Transcribe the listing in full, excluding any pictures.

■ ■ ■ ■ ■

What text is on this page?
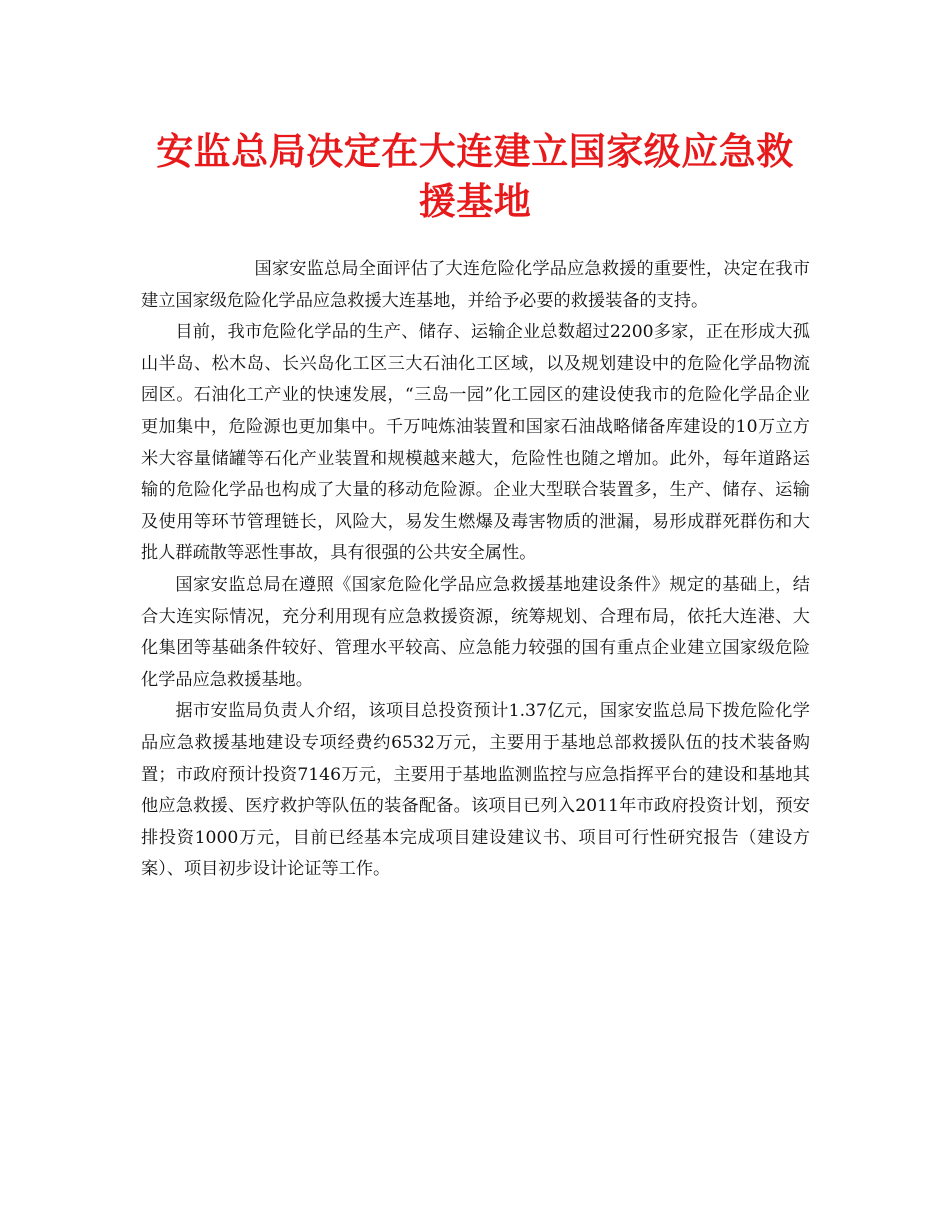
安监总局决定在大连建立国家级应急救援基地

国家安监总局全面评估了大连危险化学品应急救援的重要性，决定在我市建立国家级危险化学品应急救援大连基地，并给予必要的救援装备的支持。

目前，我市危险化学品的生产、储存、运输企业总数超过2200多家，正在形成大孤山半岛、松木岛、长兴岛化工区三大石油化工区域，以及规划建设中的危险化学品物流园区。石油化工产业的快速发展，“三岛一园”化工园区的建设使我市的危险化学品企业更加集中，危险源也更加集中。千万吨炼油装置和国家石油战略储备库建设的10万立方米大容量储罐等石化产业装置和规模越来越大，危险性也随之增加。此外，每年道路运输的危险化学品也构成了大量的移动危险源。企业大型联合装置多，生产、储存、运输及使用等环节管理链长，风险大，易发生燃爆及毒害物质的泄漏，易形成群死群伤和大批人群疏散等恶性事故，具有很强的公共安全属性。

国家安监总局在遵照《国家危险化学品应急救援基地建设条件》规定的基础上，结合大连实际情况，充分利用现有应急救援资源，统筹规划、合理布局，依托大连港、大化集团等基础条件较好、管理水平较高、应急能力较强的国有重点企业建立国家级危险化学品应急救援基地。

据市安监局负责人介绍，该项目总投资预计1.37亿元，国家安监总局下拨危险化学品应急救援基地建设专项经费约6532万元，主要用于基地总部救援队伍的技术装备购置；市政府预计投资7146万元，主要用于基地监测监控与应急指挥平台的建设和基地其他应急救援、医疗救护等队伍的装备配备。该项目已列入2011年市政府投资计划，预安排投资1000万元，目前已经基本完成项目建设建议书、项目可行性研究报告（建设方案）、项目初步设计论证等工作。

■ ■ ■ ■ ■

Finished task →
What text is on this page?
安监总局决定在大连建立国家级应急救援基地

国家安监总局全面评估了大连危险化学品应急救援的重要性，决定在我市建立国家级危险化学品应急救援大连基地，并给予必要的救援装备的支持。

目前，我市危险化学品的生产、储存、运输企业总数超过2200多家，正在形成大孤山半岛、松木岛、长兴岛化工区三大石油化工区域，以及规划建设中的危险化学品物流园区。石油化工产业的快速发展，“三岛一园”化工园区的建设使我市的危险化学品企业更加集中，危险源也更加集中。千万吨炼油装置和国家石油战略储备库建设的10万立方米大容量储罐等石化产业装置和规模越来越大，危险性也随之增加。此外，每年道路运输的危险化学品也构成了大量的移动危险源。企业大型联合装置多，生产、储存、运输及使用等环节管理链长，风险大，易发生燃爆及毒害物质的泄漏，易形成群死群伤和大批人群疏散等恶性事故，具有很强的公共安全属性。

国家安监总局在遵照《国家危险化学品应急救援基地建设条件》规定的基础上，结合大连实际情况，充分利用现有应急救援资源，统筹规划、合理布局，依托大连港、大化集团等基础条件较好、管理水平较高、应急能力较强的国有重点企业建立国家级危险化学品应急救援基地。

据市安监局负责人介绍，该项目总投资预计1.37亿元，国家安监总局下拨危险化学品应急救援基地建设专项经费约6532万元，主要用于基地总部救援队伍的技术装备购置；市政府预计投资7146万元，主要用于基地监测监控与应急指挥平台的建设和基地其他应急救援、医疗救护等队伍的装备配备。该项目已列入2011年市政府投资计划，预安排投资1000万元，目前已经基本完成项目建设建议书、项目可行性研究报告（建设方案）、项目初步设计论证等工作。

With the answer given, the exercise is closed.